WHAT IS REQUIRED. Pick the lines holding the string "life" out of the records and copy them.

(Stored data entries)
★ ★ ★ ★
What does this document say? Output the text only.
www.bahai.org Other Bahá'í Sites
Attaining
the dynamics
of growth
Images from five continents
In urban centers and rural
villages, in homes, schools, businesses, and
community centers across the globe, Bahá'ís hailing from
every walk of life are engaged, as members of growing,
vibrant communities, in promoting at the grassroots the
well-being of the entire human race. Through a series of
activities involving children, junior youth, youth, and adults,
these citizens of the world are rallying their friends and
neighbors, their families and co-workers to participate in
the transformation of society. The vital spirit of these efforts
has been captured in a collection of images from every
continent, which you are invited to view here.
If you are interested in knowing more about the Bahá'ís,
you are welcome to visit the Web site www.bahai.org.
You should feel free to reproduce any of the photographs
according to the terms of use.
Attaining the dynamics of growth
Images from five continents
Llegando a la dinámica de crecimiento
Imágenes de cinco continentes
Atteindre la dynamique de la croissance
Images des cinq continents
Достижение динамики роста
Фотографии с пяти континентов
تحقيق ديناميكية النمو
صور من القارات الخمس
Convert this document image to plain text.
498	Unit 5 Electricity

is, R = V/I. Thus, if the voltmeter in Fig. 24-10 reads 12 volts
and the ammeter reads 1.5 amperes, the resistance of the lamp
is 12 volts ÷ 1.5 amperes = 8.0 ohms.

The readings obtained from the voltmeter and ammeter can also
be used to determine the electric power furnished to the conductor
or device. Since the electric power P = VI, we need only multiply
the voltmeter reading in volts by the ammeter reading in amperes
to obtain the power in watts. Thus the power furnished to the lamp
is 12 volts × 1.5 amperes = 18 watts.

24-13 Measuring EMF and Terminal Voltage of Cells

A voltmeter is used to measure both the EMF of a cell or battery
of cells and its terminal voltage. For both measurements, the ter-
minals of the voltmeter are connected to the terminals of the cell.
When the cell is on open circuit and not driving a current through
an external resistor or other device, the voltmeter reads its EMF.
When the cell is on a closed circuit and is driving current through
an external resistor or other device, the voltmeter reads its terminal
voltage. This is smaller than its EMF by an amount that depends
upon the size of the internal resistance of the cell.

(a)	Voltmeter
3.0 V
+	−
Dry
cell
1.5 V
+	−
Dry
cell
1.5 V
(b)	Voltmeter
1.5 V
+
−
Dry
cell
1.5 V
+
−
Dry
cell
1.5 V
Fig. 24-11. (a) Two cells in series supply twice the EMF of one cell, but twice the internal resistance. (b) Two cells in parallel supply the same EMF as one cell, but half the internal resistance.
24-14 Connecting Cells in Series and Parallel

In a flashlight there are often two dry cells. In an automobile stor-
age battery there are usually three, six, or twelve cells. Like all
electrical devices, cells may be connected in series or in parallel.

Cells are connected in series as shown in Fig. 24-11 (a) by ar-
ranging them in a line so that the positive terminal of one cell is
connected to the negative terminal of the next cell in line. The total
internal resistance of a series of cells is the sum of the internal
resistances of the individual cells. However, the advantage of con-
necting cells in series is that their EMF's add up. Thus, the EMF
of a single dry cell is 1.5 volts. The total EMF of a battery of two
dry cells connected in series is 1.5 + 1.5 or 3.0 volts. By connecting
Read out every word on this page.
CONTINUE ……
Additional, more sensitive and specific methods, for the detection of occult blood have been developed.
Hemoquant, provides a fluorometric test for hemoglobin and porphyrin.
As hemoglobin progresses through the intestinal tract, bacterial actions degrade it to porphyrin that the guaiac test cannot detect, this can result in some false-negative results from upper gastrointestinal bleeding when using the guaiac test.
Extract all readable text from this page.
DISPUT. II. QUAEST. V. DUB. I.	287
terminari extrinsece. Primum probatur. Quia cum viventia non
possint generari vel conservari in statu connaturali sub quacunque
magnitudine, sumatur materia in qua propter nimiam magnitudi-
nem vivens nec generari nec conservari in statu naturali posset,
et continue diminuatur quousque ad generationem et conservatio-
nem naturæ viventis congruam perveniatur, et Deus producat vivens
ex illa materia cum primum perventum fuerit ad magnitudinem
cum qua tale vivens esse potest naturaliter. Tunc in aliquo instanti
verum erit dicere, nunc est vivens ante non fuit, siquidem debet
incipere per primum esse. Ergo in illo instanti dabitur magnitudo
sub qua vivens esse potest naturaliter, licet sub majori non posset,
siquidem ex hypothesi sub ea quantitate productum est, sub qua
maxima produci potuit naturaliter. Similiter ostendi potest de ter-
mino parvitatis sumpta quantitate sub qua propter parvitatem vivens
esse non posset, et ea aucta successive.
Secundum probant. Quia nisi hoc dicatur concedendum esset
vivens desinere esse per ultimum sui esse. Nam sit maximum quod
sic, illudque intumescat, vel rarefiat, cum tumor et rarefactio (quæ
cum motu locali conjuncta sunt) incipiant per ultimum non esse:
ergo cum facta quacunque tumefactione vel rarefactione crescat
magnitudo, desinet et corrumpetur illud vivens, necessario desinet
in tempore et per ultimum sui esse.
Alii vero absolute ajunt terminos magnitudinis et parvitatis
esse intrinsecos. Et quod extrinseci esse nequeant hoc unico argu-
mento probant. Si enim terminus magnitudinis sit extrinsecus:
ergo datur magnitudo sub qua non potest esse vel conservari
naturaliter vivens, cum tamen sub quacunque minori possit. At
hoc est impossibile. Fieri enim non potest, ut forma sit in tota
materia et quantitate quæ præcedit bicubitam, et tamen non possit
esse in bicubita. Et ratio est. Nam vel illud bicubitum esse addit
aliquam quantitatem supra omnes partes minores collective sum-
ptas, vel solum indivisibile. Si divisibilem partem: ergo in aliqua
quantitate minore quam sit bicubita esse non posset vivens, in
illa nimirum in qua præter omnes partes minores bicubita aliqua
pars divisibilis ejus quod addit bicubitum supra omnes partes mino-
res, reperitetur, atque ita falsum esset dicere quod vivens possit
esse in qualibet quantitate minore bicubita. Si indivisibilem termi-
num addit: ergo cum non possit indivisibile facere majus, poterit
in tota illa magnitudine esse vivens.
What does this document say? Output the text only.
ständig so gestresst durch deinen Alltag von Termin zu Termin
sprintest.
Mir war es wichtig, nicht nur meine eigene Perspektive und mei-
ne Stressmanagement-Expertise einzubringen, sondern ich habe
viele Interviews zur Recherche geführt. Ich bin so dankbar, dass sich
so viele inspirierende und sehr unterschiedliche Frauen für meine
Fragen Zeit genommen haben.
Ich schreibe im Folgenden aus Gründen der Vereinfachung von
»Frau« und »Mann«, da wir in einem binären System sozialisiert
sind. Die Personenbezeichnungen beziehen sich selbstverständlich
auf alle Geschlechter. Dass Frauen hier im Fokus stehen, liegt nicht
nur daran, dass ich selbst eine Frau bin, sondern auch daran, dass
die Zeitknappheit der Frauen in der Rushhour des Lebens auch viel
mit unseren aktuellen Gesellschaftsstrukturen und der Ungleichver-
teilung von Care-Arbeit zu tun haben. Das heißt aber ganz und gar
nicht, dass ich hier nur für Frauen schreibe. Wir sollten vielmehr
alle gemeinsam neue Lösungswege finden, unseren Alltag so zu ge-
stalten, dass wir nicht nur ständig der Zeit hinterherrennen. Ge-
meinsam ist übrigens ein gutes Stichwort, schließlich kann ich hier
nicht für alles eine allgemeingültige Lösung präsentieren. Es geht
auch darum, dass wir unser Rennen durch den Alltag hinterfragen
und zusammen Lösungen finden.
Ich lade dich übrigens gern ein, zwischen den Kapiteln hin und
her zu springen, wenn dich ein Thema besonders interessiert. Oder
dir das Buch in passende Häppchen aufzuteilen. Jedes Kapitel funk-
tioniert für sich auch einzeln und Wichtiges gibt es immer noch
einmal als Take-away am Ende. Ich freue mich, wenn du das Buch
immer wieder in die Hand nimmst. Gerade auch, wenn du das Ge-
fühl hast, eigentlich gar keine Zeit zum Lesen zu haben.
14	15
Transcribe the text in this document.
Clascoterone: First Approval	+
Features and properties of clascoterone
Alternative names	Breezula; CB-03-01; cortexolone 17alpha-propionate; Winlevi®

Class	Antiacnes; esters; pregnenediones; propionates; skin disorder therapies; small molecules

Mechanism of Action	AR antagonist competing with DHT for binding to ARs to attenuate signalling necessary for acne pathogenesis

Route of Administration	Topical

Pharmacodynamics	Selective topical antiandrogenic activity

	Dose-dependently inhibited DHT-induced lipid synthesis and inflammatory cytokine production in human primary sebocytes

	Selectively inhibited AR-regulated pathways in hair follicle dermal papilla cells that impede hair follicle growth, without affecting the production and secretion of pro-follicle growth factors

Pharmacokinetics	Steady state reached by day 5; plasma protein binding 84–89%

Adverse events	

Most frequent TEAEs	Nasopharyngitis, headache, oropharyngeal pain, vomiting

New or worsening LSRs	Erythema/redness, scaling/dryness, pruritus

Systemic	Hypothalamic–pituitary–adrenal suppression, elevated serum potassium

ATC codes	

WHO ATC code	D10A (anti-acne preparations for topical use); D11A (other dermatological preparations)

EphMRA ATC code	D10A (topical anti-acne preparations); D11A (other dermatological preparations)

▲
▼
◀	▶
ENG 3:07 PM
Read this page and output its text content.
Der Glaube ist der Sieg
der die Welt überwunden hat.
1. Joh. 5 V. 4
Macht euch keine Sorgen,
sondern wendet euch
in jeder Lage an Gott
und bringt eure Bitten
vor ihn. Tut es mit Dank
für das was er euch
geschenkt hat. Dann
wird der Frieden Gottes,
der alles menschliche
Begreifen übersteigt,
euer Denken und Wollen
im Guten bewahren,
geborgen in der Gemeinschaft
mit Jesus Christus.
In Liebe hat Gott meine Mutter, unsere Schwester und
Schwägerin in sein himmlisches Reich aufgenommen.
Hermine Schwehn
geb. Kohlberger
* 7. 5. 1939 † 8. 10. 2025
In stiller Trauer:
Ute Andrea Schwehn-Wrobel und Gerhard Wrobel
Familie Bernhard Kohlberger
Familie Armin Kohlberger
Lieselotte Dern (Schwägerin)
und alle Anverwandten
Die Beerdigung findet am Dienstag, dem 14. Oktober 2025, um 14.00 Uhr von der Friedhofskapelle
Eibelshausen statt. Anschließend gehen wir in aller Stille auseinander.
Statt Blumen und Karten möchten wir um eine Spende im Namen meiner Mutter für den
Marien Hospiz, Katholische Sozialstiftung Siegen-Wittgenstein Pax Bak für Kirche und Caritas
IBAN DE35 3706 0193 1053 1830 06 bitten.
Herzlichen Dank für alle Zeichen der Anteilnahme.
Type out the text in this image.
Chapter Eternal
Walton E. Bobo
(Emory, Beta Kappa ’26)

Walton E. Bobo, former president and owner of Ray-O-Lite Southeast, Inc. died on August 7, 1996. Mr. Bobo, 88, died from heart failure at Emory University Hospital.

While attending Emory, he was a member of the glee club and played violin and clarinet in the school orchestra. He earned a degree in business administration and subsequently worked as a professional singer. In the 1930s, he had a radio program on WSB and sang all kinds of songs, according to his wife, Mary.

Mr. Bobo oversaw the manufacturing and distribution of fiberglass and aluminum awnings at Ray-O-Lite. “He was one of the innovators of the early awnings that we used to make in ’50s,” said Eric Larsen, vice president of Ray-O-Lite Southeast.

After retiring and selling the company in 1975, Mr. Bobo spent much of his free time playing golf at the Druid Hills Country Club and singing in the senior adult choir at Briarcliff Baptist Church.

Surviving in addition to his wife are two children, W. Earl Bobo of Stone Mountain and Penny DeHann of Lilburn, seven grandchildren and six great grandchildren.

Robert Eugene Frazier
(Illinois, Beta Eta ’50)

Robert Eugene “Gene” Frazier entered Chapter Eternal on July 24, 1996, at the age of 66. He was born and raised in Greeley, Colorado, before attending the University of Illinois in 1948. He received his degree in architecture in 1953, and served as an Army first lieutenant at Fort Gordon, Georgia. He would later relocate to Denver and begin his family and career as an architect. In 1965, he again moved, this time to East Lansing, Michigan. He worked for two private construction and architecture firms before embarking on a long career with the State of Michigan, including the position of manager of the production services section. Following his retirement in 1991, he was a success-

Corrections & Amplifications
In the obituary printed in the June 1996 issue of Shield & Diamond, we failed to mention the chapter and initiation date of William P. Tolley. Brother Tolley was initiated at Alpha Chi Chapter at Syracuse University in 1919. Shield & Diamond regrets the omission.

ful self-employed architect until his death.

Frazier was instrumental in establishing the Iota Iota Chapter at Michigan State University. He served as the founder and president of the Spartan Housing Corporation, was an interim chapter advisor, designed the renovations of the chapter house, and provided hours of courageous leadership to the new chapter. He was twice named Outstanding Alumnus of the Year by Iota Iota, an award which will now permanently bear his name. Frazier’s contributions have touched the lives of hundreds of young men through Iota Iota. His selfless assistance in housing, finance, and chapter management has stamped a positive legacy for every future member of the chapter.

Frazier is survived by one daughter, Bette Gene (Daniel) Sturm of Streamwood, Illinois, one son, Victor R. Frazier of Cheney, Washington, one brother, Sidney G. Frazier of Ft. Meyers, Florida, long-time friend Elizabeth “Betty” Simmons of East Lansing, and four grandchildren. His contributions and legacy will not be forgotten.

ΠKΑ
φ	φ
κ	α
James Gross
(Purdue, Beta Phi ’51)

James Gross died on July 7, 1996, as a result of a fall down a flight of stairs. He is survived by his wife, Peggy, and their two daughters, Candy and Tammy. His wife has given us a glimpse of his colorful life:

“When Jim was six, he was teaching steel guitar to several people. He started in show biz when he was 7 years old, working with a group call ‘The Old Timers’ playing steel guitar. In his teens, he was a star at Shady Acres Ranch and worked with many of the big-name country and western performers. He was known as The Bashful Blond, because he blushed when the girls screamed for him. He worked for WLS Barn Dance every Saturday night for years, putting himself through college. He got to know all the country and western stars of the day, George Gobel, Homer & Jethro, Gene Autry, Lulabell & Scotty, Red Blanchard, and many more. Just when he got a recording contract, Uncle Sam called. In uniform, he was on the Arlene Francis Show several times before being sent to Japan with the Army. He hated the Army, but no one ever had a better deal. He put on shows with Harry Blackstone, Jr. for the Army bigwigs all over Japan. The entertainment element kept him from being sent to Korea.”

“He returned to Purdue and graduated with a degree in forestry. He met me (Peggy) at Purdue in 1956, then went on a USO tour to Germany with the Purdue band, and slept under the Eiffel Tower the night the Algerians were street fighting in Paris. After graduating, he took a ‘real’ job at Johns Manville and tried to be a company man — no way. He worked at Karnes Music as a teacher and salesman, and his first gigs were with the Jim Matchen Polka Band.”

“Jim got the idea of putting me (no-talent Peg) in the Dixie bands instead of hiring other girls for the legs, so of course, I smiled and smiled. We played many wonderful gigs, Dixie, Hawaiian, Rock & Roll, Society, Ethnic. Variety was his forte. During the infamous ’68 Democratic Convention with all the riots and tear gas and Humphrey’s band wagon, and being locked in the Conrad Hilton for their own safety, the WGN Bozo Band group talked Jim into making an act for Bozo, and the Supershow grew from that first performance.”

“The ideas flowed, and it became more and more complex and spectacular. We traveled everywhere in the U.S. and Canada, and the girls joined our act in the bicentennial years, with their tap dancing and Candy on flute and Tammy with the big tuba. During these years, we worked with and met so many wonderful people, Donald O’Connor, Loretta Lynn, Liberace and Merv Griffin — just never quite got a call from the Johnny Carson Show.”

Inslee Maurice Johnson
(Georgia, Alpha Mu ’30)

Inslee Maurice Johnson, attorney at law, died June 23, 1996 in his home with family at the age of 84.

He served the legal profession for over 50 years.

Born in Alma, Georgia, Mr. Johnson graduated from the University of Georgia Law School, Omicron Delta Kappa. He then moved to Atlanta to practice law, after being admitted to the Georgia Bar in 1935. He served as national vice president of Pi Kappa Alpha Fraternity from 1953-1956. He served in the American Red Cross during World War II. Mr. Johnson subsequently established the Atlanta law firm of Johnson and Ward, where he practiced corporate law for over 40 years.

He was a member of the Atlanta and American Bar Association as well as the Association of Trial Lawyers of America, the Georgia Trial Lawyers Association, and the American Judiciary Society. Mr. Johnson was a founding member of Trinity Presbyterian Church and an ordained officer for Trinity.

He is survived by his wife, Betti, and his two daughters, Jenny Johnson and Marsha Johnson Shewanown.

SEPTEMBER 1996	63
★ ★ ★ ★
YOUR SOLUTION.
every walk of life are engaged, as members of growing,
James Gross died on July 7, 1996, as a result of a fall down a flight of stairs. He is survived by his wife, Peggy, and their two daughters, Candy and Tammy. His wife has given us a glimpse of his colorful life:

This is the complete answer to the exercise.